▸ To be done
Extract the full set of records that follows, word for word.

— Start of Material supplied —

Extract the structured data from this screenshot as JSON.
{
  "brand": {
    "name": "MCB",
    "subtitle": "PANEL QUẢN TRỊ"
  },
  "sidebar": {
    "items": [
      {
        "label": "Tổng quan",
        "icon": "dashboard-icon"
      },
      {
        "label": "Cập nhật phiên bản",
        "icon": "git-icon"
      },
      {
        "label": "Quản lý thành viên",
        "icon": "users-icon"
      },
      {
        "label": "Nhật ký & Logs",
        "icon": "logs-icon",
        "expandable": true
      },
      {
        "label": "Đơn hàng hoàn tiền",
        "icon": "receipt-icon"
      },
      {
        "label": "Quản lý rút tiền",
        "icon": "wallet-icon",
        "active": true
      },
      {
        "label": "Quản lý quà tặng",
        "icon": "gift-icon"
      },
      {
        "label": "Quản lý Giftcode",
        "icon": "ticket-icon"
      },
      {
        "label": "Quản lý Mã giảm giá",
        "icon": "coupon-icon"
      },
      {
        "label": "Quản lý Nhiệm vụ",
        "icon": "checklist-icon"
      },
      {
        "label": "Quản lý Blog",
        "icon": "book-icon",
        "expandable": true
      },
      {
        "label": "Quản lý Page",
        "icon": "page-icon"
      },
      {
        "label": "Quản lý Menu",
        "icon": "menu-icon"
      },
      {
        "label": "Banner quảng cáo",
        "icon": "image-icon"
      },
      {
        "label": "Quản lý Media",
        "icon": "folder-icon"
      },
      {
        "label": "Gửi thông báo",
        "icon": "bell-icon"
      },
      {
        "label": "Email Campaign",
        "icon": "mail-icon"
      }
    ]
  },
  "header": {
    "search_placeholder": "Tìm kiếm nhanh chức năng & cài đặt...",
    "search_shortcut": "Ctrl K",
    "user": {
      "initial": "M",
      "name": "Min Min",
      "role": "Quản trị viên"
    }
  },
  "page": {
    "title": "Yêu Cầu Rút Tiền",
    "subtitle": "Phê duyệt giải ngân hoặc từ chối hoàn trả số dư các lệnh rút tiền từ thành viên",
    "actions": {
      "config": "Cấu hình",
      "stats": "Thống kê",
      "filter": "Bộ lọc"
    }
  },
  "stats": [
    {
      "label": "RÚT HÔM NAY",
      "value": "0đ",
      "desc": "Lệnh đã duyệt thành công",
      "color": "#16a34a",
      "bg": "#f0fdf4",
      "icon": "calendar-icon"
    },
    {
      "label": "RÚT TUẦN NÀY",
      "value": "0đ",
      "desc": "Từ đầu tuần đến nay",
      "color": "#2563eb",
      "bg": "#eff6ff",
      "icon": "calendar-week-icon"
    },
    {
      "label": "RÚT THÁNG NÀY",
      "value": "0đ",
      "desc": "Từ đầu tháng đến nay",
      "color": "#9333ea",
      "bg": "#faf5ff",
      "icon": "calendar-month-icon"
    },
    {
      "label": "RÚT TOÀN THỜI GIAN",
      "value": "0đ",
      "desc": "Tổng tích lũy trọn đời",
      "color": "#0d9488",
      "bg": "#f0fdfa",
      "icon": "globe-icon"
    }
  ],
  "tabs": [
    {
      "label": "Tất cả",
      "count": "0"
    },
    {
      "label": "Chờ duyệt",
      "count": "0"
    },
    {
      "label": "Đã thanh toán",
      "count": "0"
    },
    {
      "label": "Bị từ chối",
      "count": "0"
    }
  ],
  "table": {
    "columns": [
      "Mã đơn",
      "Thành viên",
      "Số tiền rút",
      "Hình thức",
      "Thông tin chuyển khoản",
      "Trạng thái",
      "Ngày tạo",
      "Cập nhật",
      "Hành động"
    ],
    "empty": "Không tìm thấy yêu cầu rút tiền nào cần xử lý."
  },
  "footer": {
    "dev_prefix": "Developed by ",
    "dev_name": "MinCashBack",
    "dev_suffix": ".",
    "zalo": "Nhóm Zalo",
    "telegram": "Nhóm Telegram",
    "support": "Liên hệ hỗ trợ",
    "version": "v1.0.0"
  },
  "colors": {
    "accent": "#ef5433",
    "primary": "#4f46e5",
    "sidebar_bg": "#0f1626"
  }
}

— End of Material supplied —

▸ The output
Extract the structured data from this screenshot as JSON.
{
  "brand": {
    "name": "MCB",
    "subtitle": "PANEL QUẢN TRỊ"
  },
  "sidebar": {
    "items": [
      {
        "label": "Tổng quan",
        "icon": "dashboard-icon"
      },
      {
        "label": "Cập nhật phiên bản",
        "icon": "git-icon"
      },
      {
        "label": "Quản lý thành viên",
        "icon": "users-icon"
      },
      {
        "label": "Nhật ký & Logs",
        "icon": "logs-icon",
        "expandable": true
      },
      {
        "label": "Đơn hàng hoàn tiền",
        "icon": "receipt-icon"
      },
      {
        "label": "Quản lý rút tiền",
        "icon": "wallet-icon",
        "active": true
      },
      {
        "label": "Quản lý quà tặng",
        "icon": "gift-icon"
      },
      {
        "label": "Quản lý Giftcode",
        "icon": "ticket-icon"
      },
      {
        "label": "Quản lý Mã giảm giá",
        "icon": "coupon-icon"
      },
      {
        "label": "Quản lý Nhiệm vụ",
        "icon": "checklist-icon"
      },
      {
        "label": "Quản lý Blog",
        "icon": "book-icon",
        "expandable": true
      },
      {
        "label": "Quản lý Page",
        "icon": "page-icon"
      },
      {
        "label": "Quản lý Menu",
        "icon": "menu-icon"
      },
      {
        "label": "Banner quảng cáo",
        "icon": "image-icon"
      },
      {
        "label": "Quản lý Media",
        "icon": "folder-icon"
      },
      {
        "label": "Gửi thông báo",
        "icon": "bell-icon"
      },
      {
        "label": "Email Campaign",
        "icon": "mail-icon"
      }
    ]
  },
  "header": {
    "search_placeholder": "Tìm kiếm nhanh chức năng & cài đặt...",
    "search_shortcut": "Ctrl K",
    "user": {
      "initial": "M",
      "name": "Min Min",
      "role": "Quản trị viên"
    }
  },
  "page": {
    "title": "Yêu Cầu Rút Tiền",
    "subtitle": "Phê duyệt giải ngân hoặc từ chối hoàn trả số dư các lệnh rút tiền từ thành viên",
    "actions": {
      "config": "Cấu hình",
      "stats": "Thống kê",
      "filter": "Bộ lọc"
    }
  },
  "stats": [
    {
      "label": "RÚT HÔM NAY",
      "value": "0đ",
      "desc": "Lệnh đã duyệt thành công",
      "color": "#16a34a",
      "bg": "#f0fdf4",
      "icon": "calendar-icon"
    },
    {
      "label": "RÚT TUẦN NÀY",
      "value": "0đ",
      "desc": "Từ đầu tuần đến nay",
      "color": "#2563eb",
      "bg": "#eff6ff",
      "icon": "calendar-week-icon"
    },
    {
      "label": "RÚT THÁNG NÀY",
      "value": "0đ",
      "desc": "Từ đầu tháng đến nay",
      "color": "#9333ea",
      "bg": "#faf5ff",
      "icon": "calendar-month-icon"
    },
    {
      "label": "RÚT TOÀN THỜI GIAN",
      "value": "0đ",
      "desc": "Tổng tích lũy trọn đời",
      "color": "#0d9488",
      "bg": "#f0fdfa",
      "icon": "globe-icon"
    }
  ],
  "tabs": [
    {
      "label": "Tất cả",
      "count": "0"
    },
    {
      "label": "Chờ duyệt",
      "count": "0"
    },
    {
      "label": "Đã thanh toán",
      "count": "0"
    },
    {
      "label": "Bị từ chối",
      "count": "0"
    }
  ],
  "table": {
    "columns": [
      "Mã đơn",
      "Thành viên",
      "Số tiền rút",
      "Hình thức",
      "Thông tin chuyển khoản",
      "Trạng thái",
      "Ngày tạo",
      "Cập nhật",
      "Hành động"
    ],
    "empty": "Không tìm thấy yêu cầu rút tiền nào cần xử lý."
  },
  "footer": {
    "dev_prefix": "Developed by ",
    "dev_name": "MinCashBack",
    "dev_suffix": ".",
    "zalo": "Nhóm Zalo",
    "telegram": "Nhóm Telegram",
    "support": "Liên hệ hỗ trợ",
    "version": "v1.0.0"
  },
  "colors": {
    "accent": "#ef5433",
    "primary": "#4f46e5",
    "sidebar_bg": "#0f1626"
  }
}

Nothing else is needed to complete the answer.